▸ **TASK INPUTS**
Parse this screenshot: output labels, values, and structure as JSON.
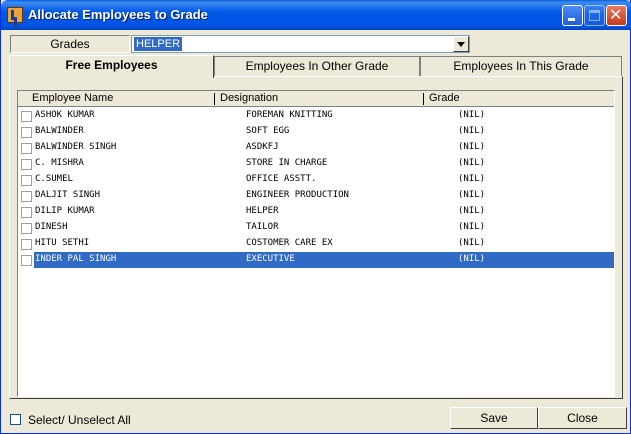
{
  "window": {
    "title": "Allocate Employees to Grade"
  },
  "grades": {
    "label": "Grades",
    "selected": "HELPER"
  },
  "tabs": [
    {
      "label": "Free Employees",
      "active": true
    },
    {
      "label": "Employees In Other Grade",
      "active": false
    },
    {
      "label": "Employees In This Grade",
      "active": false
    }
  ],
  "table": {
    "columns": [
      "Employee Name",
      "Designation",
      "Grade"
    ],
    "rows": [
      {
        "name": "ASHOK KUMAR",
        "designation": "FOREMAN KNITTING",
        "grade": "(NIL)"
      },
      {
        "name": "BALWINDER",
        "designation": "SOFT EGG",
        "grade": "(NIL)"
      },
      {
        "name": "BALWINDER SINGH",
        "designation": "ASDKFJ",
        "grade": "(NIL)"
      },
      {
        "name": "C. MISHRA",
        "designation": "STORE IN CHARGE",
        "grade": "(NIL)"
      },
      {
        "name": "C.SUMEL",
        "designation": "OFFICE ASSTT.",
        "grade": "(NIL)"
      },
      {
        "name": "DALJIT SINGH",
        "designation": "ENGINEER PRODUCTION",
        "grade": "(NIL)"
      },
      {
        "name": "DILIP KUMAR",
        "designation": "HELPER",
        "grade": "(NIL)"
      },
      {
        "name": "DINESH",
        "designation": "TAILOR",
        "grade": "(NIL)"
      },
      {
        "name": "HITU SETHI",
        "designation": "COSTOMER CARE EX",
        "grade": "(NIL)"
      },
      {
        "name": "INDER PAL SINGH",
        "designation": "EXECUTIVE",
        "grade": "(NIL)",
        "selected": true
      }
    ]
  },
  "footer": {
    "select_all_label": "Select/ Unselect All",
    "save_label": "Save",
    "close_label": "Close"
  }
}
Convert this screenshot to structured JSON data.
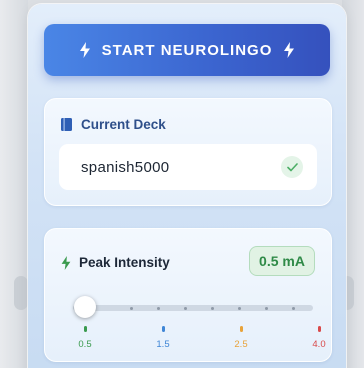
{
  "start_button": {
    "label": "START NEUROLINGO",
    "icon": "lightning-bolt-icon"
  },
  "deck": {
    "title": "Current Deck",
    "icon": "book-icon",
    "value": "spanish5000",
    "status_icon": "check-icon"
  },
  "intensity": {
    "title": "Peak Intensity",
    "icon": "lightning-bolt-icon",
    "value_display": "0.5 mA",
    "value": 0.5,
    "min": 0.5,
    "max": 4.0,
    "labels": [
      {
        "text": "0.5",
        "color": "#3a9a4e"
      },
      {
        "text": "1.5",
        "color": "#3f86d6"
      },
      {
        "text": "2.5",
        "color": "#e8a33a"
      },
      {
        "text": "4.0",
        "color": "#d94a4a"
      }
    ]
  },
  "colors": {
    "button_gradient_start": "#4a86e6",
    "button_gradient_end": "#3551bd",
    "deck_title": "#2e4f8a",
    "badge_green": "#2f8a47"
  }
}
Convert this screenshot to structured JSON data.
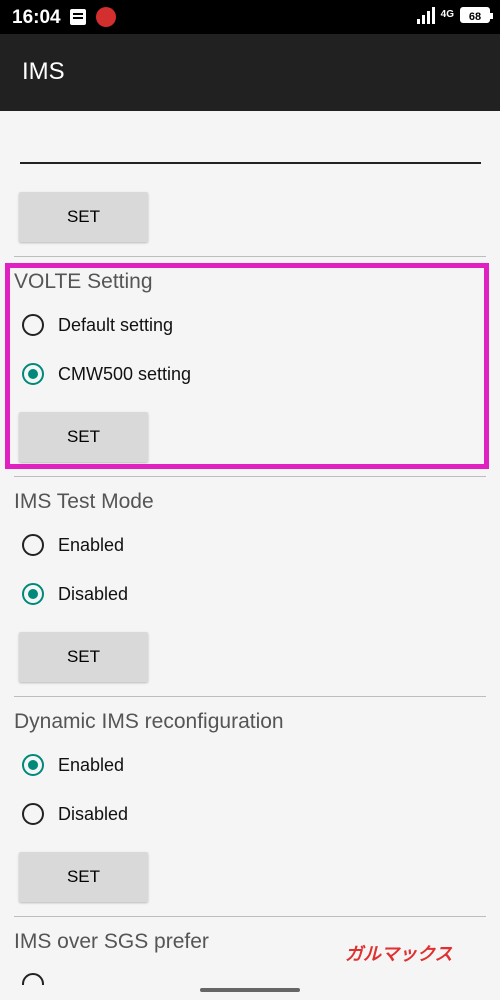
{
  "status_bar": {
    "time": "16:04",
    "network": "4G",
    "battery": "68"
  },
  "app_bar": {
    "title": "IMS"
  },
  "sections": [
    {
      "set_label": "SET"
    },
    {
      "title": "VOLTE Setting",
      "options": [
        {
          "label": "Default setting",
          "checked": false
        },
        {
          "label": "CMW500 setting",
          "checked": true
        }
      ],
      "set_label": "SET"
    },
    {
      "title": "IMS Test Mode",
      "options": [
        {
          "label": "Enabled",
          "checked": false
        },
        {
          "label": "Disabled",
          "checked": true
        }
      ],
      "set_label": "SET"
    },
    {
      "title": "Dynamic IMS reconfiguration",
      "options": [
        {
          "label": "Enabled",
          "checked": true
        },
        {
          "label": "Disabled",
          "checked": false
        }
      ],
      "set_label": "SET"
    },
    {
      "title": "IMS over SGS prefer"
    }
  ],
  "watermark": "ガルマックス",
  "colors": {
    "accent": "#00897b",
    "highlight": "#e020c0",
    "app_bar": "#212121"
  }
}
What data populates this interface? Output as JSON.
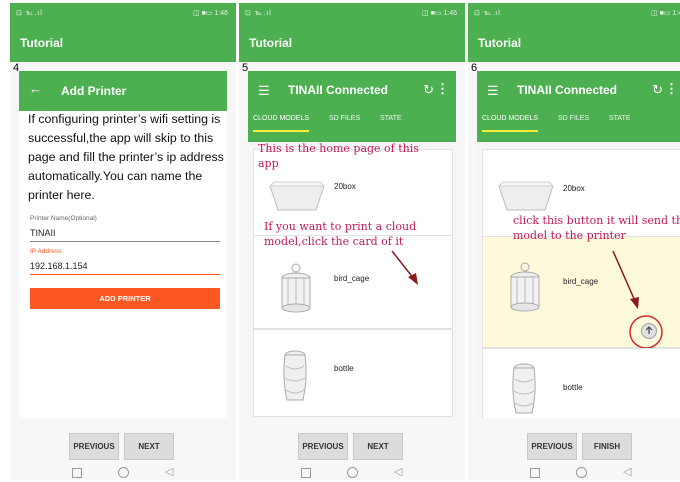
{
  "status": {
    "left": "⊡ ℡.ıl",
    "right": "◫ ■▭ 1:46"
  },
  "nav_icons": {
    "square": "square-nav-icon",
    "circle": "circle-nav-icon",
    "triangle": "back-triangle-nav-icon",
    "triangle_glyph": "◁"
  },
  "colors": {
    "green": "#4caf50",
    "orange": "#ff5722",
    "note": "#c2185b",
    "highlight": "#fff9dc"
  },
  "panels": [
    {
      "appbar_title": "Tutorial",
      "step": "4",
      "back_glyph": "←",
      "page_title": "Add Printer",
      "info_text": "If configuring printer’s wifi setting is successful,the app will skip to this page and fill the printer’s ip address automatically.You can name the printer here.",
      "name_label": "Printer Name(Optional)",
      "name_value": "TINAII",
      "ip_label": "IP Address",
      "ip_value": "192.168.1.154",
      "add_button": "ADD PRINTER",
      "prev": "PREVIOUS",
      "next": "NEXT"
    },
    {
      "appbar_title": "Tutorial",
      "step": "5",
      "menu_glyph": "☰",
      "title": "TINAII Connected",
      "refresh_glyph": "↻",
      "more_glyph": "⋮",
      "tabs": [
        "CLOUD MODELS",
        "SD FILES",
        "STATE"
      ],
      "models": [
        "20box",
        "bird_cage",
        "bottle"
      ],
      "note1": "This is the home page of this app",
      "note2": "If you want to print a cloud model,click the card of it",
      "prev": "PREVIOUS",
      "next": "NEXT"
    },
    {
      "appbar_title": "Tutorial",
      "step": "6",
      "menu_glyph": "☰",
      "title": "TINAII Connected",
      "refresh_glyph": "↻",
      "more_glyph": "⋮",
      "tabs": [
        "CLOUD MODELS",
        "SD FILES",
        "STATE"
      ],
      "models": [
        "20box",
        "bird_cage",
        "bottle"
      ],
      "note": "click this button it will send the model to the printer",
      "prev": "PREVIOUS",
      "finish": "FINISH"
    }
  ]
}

--

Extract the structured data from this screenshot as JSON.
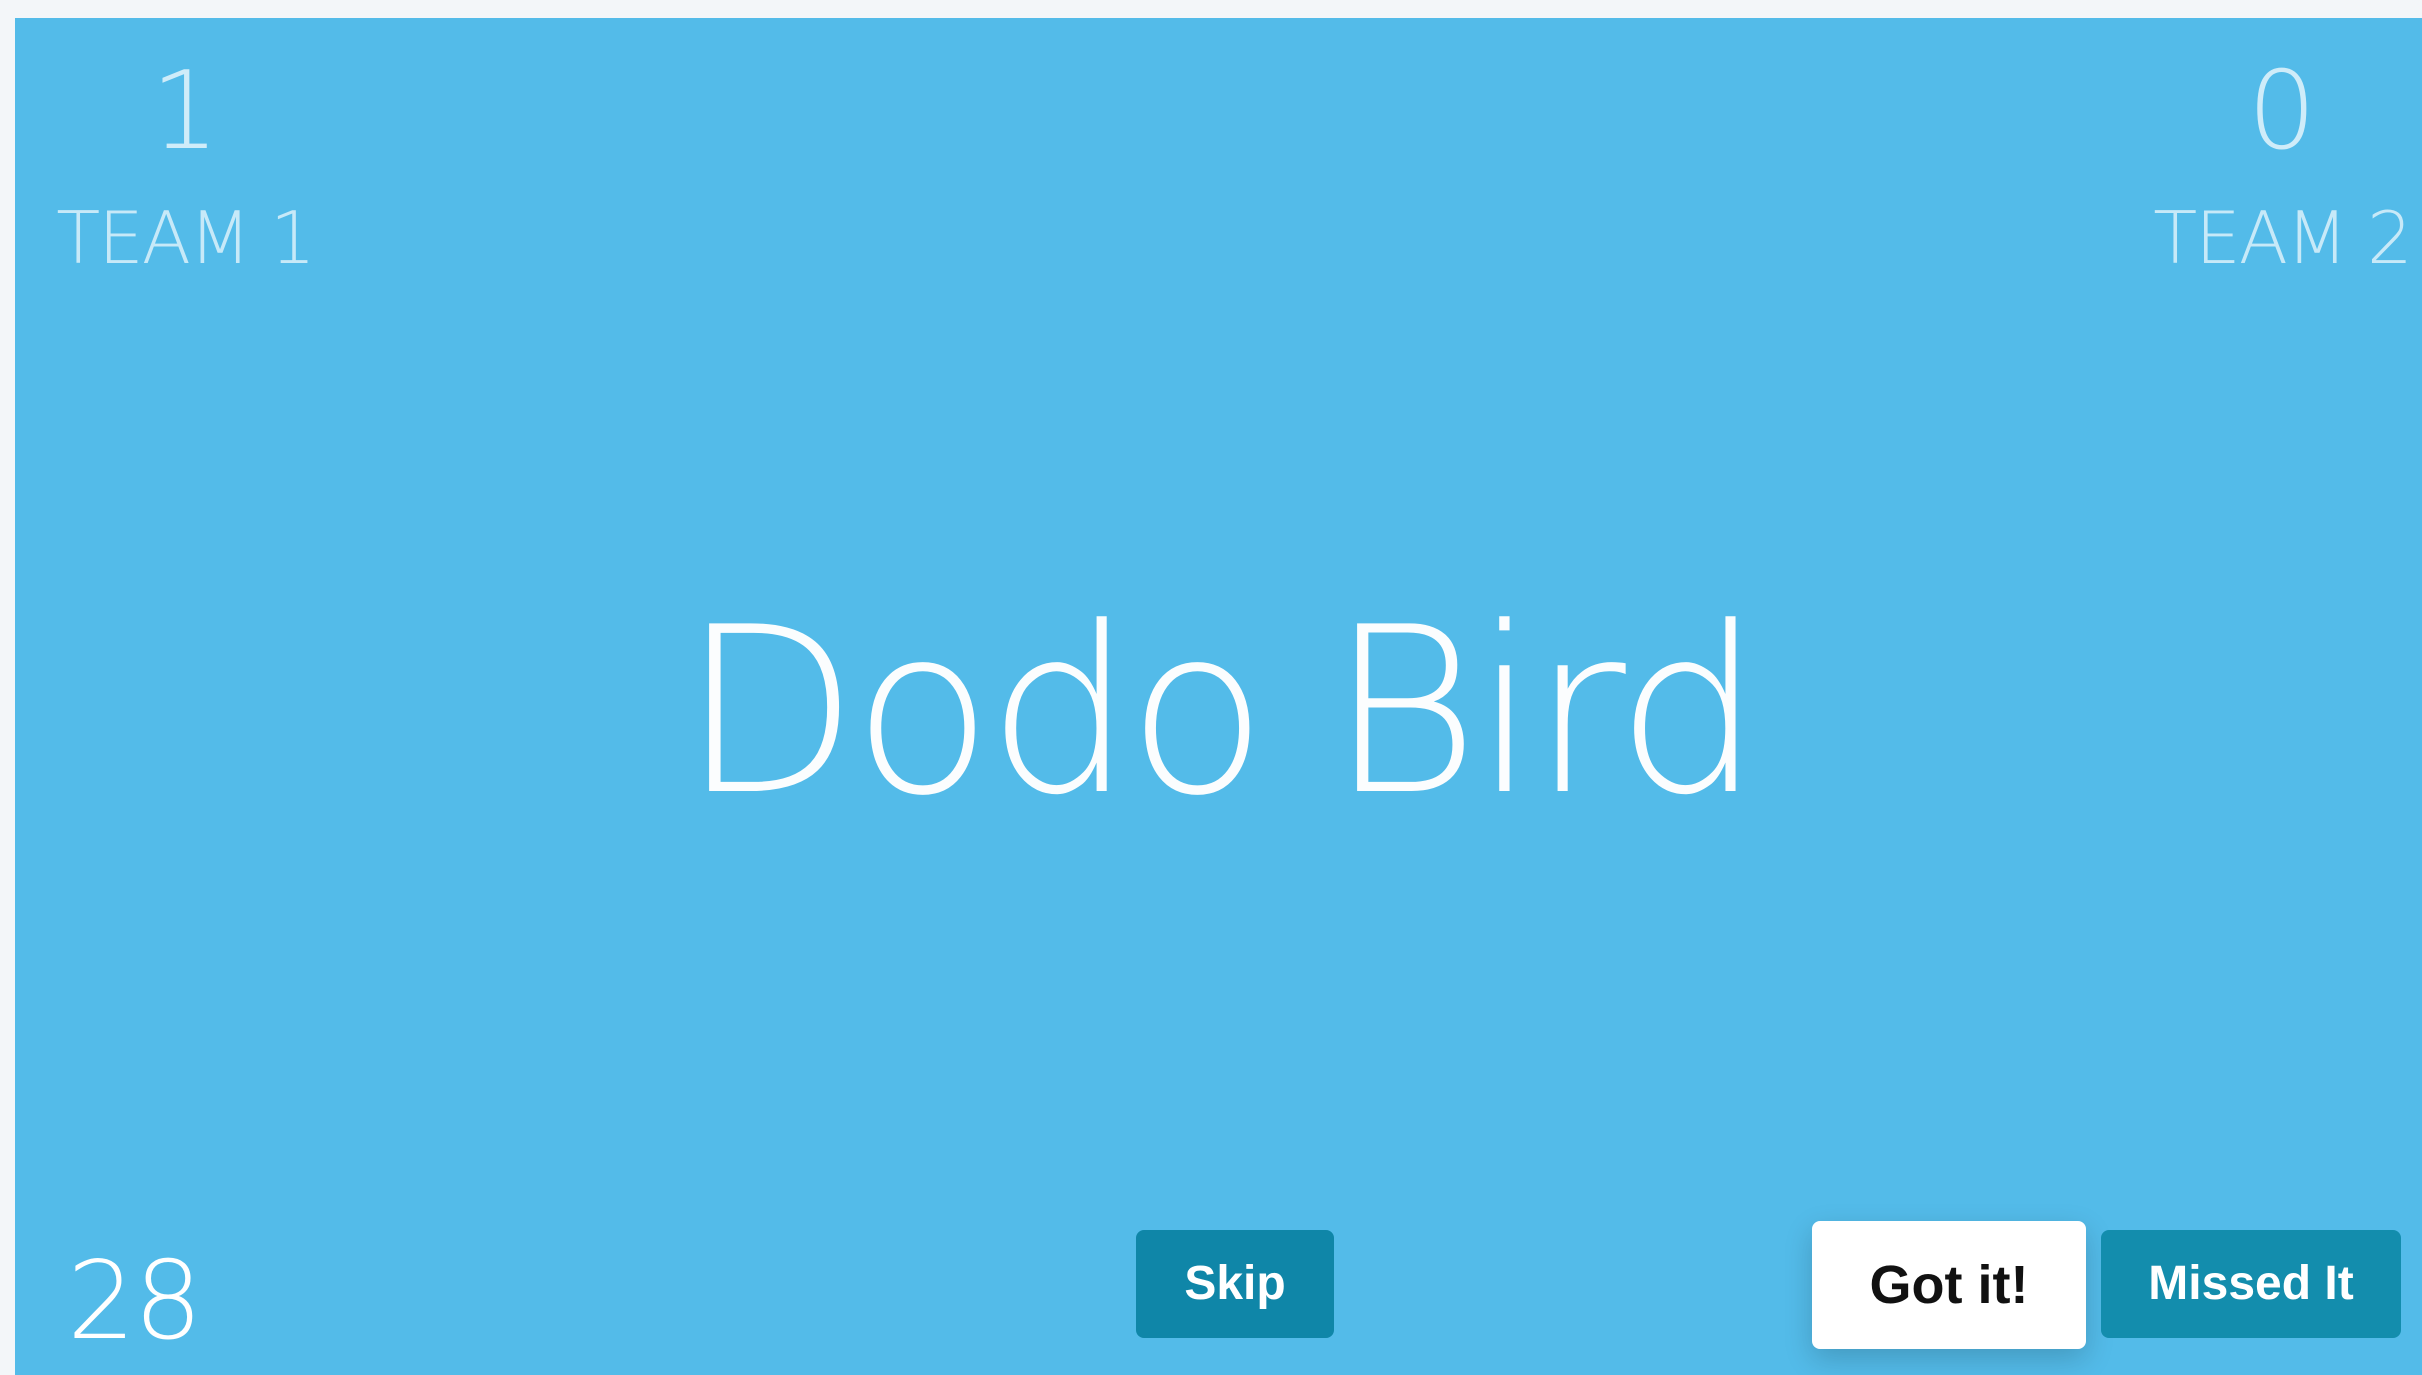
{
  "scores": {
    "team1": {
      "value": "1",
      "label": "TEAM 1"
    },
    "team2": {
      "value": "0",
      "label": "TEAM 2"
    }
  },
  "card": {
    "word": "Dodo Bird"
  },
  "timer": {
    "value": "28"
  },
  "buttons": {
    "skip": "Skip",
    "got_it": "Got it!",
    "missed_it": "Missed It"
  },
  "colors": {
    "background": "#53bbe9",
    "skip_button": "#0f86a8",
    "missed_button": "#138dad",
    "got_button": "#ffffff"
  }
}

▸ **WHAT NEEDS TO BE DONE**
From the records above, pull out each line that has "screenshot".

▸ **OUTPUT FOR THIS EXERCISE**
Parse this screenshot: output labels, values, and structure as JSON.
Convert this screenshot to structured JSON data.
Convert this screenshot to structured JSON data.
Extract the structured data from this screenshot as JSON.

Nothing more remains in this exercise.